Exercise details:
Where the word "available" occurs in a line, return that line.

Dataset excerpts
───
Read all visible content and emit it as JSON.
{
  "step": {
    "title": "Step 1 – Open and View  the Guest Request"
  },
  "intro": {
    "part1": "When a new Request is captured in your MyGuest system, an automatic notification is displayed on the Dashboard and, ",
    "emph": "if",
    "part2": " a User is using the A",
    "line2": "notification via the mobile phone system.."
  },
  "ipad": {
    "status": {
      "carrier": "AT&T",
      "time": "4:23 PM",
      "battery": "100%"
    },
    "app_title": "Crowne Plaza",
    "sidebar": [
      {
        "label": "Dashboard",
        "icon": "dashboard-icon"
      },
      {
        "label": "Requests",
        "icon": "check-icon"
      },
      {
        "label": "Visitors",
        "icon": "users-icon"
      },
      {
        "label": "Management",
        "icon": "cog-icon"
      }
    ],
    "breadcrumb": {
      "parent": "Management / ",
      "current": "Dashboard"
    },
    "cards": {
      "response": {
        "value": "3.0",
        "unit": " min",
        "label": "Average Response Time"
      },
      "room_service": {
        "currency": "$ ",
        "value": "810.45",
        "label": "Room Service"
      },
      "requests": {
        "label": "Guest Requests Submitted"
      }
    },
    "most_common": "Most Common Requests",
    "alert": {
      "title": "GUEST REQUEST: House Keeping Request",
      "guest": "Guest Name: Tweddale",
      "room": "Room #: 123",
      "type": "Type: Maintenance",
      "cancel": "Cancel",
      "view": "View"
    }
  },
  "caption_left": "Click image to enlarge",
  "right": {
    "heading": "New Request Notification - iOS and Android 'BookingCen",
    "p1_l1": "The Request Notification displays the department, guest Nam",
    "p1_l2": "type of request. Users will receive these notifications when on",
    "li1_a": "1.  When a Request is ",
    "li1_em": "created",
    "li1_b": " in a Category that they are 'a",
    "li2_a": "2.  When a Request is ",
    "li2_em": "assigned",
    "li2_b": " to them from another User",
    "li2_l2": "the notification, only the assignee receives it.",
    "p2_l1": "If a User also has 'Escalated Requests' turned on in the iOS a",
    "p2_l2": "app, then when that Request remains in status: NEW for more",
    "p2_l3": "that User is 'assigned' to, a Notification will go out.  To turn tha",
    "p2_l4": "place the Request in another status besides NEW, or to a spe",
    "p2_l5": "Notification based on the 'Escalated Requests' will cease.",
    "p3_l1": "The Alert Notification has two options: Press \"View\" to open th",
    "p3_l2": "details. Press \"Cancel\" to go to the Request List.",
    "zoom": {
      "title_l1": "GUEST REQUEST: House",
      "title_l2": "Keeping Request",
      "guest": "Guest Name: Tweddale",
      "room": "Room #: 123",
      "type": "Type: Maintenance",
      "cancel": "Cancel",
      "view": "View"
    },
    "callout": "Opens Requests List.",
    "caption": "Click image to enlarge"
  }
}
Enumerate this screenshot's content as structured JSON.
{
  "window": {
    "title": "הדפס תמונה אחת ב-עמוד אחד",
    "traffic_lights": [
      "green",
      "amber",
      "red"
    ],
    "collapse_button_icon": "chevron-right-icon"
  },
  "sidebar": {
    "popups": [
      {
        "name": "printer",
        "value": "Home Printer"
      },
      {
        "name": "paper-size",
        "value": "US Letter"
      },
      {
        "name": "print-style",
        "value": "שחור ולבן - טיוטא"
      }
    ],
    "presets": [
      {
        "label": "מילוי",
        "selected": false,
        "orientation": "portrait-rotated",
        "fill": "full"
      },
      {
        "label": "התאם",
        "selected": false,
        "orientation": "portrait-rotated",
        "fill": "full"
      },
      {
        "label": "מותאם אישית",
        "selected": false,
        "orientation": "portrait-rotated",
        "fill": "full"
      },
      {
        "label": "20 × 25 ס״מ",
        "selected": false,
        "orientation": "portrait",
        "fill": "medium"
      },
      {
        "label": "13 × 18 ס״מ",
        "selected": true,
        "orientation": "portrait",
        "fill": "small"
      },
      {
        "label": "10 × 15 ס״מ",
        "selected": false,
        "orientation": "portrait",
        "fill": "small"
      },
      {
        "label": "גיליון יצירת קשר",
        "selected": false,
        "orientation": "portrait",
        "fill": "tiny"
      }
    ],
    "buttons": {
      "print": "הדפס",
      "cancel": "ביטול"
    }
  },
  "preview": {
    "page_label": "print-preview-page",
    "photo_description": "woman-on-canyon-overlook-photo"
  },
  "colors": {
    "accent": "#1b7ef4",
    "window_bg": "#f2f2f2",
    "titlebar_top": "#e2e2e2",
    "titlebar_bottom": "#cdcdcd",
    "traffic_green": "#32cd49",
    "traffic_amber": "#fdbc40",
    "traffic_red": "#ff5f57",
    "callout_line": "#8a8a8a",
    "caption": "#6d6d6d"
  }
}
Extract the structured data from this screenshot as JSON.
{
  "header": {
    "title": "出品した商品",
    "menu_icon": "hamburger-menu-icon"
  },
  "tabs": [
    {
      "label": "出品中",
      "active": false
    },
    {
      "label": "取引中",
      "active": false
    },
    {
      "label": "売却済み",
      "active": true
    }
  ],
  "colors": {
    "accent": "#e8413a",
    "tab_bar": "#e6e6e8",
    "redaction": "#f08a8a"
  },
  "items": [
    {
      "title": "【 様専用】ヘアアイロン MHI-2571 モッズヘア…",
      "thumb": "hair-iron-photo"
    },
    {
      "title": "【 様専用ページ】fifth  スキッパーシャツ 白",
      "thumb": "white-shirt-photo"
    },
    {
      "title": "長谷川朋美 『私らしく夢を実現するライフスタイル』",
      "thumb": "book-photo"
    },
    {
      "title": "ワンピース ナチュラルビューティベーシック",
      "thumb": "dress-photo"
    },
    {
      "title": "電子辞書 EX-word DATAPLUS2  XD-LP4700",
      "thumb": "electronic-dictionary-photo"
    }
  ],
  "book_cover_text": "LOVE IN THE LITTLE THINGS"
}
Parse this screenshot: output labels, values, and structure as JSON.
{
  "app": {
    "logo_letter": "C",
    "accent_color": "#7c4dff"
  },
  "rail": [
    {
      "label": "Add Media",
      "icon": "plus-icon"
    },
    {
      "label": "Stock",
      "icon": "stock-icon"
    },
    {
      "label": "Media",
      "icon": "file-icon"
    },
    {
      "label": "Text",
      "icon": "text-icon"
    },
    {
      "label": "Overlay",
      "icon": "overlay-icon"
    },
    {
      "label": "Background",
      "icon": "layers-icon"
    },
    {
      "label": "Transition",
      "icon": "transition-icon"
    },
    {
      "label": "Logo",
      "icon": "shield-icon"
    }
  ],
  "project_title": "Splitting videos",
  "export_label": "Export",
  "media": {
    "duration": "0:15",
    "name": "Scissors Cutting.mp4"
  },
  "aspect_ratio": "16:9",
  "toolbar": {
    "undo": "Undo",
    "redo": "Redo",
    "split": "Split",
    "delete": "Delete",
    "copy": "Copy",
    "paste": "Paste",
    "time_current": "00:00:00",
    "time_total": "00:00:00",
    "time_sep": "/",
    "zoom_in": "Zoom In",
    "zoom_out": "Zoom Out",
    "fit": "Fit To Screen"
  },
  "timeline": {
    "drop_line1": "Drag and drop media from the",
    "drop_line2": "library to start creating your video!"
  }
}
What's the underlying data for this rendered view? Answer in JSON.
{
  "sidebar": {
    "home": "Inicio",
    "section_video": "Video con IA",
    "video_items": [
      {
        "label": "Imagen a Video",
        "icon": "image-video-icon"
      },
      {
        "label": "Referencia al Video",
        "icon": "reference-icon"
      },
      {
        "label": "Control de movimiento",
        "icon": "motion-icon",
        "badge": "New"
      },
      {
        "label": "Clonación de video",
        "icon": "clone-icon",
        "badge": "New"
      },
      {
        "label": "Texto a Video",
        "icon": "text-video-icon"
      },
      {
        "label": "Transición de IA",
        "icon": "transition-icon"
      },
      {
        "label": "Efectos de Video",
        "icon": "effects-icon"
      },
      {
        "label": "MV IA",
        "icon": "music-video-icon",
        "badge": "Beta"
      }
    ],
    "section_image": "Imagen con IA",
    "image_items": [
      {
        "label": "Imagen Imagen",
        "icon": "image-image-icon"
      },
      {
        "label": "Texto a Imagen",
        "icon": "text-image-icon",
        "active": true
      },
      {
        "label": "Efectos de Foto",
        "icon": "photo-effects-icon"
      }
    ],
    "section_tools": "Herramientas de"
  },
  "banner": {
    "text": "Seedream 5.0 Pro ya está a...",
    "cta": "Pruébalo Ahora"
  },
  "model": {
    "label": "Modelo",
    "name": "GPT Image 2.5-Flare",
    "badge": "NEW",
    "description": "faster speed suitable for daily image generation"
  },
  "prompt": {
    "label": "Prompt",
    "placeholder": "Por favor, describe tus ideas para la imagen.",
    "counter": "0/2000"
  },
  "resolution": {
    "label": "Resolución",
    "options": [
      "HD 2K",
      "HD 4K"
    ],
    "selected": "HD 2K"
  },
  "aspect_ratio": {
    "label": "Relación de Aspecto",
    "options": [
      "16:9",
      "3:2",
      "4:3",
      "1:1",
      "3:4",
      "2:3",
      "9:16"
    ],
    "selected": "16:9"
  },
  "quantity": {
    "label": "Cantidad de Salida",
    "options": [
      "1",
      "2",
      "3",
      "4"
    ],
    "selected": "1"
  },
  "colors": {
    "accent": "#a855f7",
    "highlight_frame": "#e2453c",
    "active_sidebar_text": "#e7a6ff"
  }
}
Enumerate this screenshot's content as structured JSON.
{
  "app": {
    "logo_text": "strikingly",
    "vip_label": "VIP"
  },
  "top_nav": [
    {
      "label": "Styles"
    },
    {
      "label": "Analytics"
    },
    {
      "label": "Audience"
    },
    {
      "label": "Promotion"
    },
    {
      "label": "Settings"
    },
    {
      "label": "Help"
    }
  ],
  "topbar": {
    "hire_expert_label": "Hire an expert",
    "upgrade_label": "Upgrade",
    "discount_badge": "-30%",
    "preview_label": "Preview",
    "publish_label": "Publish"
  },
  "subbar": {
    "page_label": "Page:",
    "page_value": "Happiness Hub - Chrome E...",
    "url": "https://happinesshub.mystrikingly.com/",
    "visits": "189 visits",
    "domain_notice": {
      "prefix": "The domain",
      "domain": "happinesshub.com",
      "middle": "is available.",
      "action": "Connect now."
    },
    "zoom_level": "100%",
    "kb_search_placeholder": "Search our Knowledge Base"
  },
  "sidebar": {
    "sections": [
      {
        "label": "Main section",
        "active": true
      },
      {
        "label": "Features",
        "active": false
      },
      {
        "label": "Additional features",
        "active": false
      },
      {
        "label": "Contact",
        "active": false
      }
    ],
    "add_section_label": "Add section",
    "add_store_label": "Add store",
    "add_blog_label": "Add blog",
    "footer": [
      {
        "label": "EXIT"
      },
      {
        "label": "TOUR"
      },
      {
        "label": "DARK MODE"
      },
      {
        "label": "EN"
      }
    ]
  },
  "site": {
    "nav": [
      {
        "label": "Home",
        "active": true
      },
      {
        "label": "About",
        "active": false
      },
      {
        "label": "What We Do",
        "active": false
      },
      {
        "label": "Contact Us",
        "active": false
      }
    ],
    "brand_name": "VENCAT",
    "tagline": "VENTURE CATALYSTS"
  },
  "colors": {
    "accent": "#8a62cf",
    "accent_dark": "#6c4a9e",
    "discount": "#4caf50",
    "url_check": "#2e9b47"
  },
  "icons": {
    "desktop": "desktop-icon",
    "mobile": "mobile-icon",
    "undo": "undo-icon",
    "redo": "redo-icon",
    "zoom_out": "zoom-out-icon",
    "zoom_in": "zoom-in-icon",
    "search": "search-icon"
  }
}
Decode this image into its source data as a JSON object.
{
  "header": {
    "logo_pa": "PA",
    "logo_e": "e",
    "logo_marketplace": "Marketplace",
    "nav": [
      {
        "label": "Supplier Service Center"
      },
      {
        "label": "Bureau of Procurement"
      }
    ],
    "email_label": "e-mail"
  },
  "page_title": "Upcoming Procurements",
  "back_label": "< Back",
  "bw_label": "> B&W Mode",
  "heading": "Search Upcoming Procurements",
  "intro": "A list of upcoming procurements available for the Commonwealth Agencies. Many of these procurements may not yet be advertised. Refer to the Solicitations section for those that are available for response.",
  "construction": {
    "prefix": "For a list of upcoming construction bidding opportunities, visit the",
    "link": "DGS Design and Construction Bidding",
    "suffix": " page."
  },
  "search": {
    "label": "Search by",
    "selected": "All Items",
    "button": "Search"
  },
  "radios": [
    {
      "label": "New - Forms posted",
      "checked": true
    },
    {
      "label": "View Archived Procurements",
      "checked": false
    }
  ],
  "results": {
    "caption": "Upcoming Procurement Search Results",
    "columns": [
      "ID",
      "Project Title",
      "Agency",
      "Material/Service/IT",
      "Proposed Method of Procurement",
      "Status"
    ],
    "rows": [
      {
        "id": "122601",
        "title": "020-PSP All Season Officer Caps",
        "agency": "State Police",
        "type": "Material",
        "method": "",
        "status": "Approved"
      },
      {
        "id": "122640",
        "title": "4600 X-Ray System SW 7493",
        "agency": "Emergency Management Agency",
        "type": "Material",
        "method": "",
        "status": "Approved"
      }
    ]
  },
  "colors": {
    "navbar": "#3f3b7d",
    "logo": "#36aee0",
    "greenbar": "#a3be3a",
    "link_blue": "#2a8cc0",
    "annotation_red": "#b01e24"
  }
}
───
The completed task:
      "middle": "is available.",
  "intro": "A list of upcoming procurements available for the Commonwealth Agencies. Many of these procurements may not yet be advertised. Refer to the Solicitations section for those that are available for response.",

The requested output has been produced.